===== DATASET RECORDS =====

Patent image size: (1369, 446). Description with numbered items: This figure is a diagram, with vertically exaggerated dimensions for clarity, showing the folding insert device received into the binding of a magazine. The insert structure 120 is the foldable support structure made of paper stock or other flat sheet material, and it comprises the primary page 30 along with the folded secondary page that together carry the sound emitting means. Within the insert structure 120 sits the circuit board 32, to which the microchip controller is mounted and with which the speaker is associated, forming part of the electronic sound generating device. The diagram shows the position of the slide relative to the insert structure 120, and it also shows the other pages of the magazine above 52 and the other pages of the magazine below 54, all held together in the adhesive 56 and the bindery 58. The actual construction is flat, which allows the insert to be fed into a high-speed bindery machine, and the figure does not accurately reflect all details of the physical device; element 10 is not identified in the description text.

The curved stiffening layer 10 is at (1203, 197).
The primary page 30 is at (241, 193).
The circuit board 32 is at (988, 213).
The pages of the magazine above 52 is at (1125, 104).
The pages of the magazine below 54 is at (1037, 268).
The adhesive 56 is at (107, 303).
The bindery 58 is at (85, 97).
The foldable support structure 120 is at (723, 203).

=====

CHALLENGE: Can you output every line of the entries above again, word for word and unchanged?

TASK SOLUTION:
Patent image size: (1369, 446). Description with numbered items: This figure is a diagram, with vertically exaggerated dimensions for clarity, showing the folding insert device received into the binding of a magazine. The insert structure 120 is the foldable support structure made of paper stock or other flat sheet material, and it comprises the primary page 30 along with the folded secondary page that together carry the sound emitting means. Within the insert structure 120 sits the circuit board 32, to which the microchip controller is mounted and with which the speaker is associated, forming part of the electronic sound generating device. The diagram shows the position of the slide relative to the insert structure 120, and it also shows the other pages of the magazine above 52 and the other pages of the magazine below 54, all held together in the adhesive 56 and the bindery 58. The actual construction is flat, which allows the insert to be fed into a high-speed bindery machine, and the figure does not accurately reflect all details of the physical device; element 10 is not identified in the description text.

The curved stiffening layer 10 is at (1203, 197).
The primary page 30 is at (241, 193).
The circuit board 32 is at (988, 213).
The pages of the magazine above 52 is at (1125, 104).
The pages of the magazine below 54 is at (1037, 268).
The adhesive 56 is at (107, 303).
The bindery 58 is at (85, 97).
The foldable support structure 120 is at (723, 203).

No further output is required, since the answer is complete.